STATED PROBLEM: Select the lines that hold the word "succeeds" and copy each one.

EXTRACTED INFORMATION:

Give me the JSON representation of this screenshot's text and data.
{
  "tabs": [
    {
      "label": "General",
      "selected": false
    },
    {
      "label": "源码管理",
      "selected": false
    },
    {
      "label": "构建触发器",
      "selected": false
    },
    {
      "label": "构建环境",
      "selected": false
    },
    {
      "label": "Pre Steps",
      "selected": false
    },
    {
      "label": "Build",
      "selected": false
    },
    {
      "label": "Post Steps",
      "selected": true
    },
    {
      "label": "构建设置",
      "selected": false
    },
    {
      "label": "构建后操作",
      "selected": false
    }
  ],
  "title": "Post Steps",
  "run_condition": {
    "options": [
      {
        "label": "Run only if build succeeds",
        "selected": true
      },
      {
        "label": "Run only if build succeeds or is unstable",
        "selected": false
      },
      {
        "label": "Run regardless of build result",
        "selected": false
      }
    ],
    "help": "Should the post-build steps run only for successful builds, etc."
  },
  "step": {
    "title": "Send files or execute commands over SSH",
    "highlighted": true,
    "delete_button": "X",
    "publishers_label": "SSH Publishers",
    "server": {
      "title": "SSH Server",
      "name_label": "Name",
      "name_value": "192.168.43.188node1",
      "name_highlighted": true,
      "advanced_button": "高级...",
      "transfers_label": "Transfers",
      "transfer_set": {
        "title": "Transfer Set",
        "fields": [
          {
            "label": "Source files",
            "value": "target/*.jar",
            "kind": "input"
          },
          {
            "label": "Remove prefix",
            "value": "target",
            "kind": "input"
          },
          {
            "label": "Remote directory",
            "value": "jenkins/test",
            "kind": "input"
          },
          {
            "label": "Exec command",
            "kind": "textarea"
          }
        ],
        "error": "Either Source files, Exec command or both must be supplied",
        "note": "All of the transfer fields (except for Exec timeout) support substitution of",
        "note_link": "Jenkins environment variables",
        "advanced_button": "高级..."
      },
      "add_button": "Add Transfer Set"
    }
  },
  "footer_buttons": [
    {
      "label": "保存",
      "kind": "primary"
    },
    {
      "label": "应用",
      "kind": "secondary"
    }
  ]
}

WORKED ANSWER:
        "label": "Run only if build succeeds",
        "label": "Run only if build succeeds or is unstable",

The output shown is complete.